__Task description__:
The records below must be output exactly, without pictures.

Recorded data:
━━━━━━━━━━━━━━━━

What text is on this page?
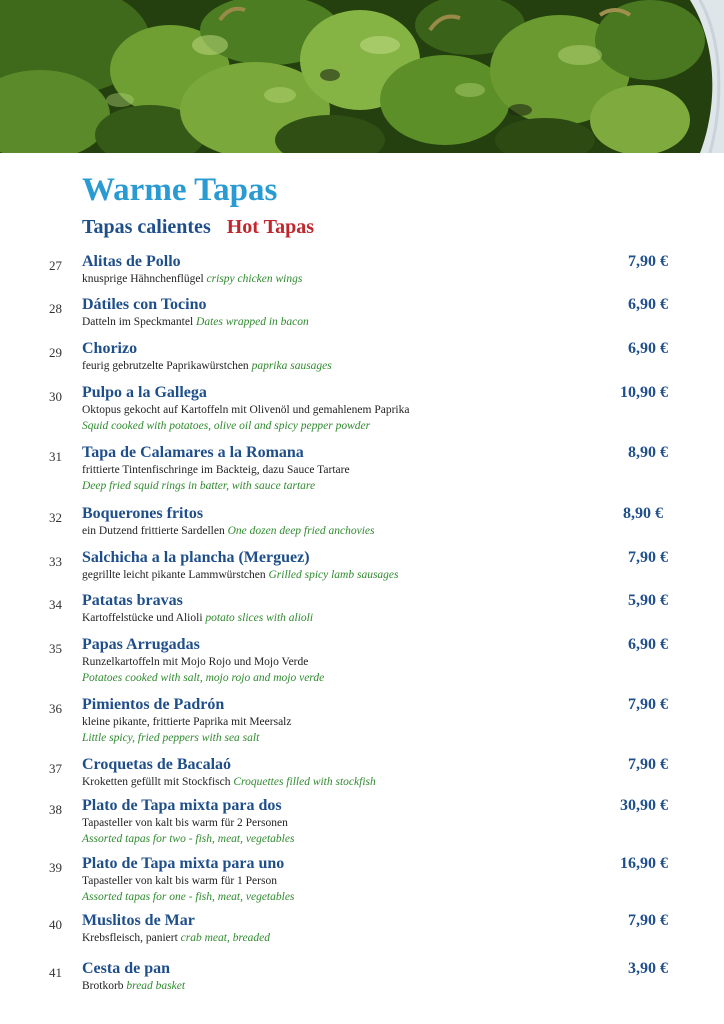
Warme Tapas
Tapas calientes Hot Tapas
27 Alitas de Pollo	7,90 €
knusprige Hähnchenflügel crispy chicken wings
28 Dátiles con Tocino	6,90 €
Datteln im Speckmantel Dates wrapped in bacon
29 Chorizo	6,90 €
feurig gebrutzelte Paprikawürstchen paprika sausages
30 Pulpo a la Gallega	10,90 €
Oktopus gekocht auf Kartoffeln mit Olivenöl und gemahlenem Paprika
Squid cooked with potatoes, olive oil and spicy pepper powder
31 Tapa de Calamares a la Romana	8,90 €
frittierte Tintenfischringe im Backteig, dazu Sauce Tartare
Deep fried squid rings in batter, with sauce tartare
32 Boquerones fritos	8,90 €
ein Dutzend frittierte Sardellen One dozen deep fried anchovies
33 Salchicha a la plancha (Merguez)	7,90 €
gegrillte leicht pikante Lammwürstchen Grilled spicy lamb sausages
34 Patatas bravas	5,90 €
Kartoffelstücke und Alioli potato slices with alioli
35 Papas Arrugadas	6,90 €
Runzelkartoffeln mit Mojo Rojo und Mojo Verde
Potatoes cooked with salt, mojo rojo and mojo verde
36 Pimientos de Padrón	7,90 €
kleine pikante, frittierte Paprika mit Meersalz
Little spicy, fried peppers with sea salt
37 Croquetas de Bacalaó	7,90 €
Kroketten gefüllt mit Stockfisch Croquettes filled with stockfish
38 Plato de Tapa mixta para dos	30,90 €
Tapasteller von kalt bis warm für 2 Personen
Assorted tapas for two - fish, meat, vegetables
39 Plato de Tapa mixta para uno	16,90 €
Tapasteller von kalt bis warm für 1 Person
Assorted tapas for one - fish, meat, vegetables
40 Muslitos de Mar	7,90 €
Krebsfleisch, paniert crab meat, breaded
41 Cesta de pan	3,90 €
Brotkorb bread basket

━━━━━━━━━━━━━━━━

__The reply__:
What text is on this page?
Warme Tapas
Tapas calientes Hot Tapas
27 Alitas de Pollo	7,90 €
knusprige Hähnchenflügel crispy chicken wings
28 Dátiles con Tocino	6,90 €
Datteln im Speckmantel Dates wrapped in bacon
29 Chorizo	6,90 €
feurig gebrutzelte Paprikawürstchen paprika sausages
30 Pulpo a la Gallega	10,90 €
Oktopus gekocht auf Kartoffeln mit Olivenöl und gemahlenem Paprika
Squid cooked with potatoes, olive oil and spicy pepper powder
31 Tapa de Calamares a la Romana	8,90 €
frittierte Tintenfischringe im Backteig, dazu Sauce Tartare
Deep fried squid rings in batter, with sauce tartare
32 Boquerones fritos	8,90 €
ein Dutzend frittierte Sardellen One dozen deep fried anchovies
33 Salchicha a la plancha (Merguez)	7,90 €
gegrillte leicht pikante Lammwürstchen Grilled spicy lamb sausages
34 Patatas bravas	5,90 €
Kartoffelstücke und Alioli potato slices with alioli
35 Papas Arrugadas	6,90 €
Runzelkartoffeln mit Mojo Rojo und Mojo Verde
Potatoes cooked with salt, mojo rojo and mojo verde
36 Pimientos de Padrón	7,90 €
kleine pikante, frittierte Paprika mit Meersalz
Little spicy, fried peppers with sea salt
37 Croquetas de Bacalaó	7,90 €
Kroketten gefüllt mit Stockfisch Croquettes filled with stockfish
38 Plato de Tapa mixta para dos	30,90 €
Tapasteller von kalt bis warm für 2 Personen
Assorted tapas for two - fish, meat, vegetables
39 Plato de Tapa mixta para uno	16,90 €
Tapasteller von kalt bis warm für 1 Person
Assorted tapas for one - fish, meat, vegetables
40 Muslitos de Mar	7,90 €
Krebsfleisch, paniert crab meat, breaded
41 Cesta de pan	3,90 €
Brotkorb bread basket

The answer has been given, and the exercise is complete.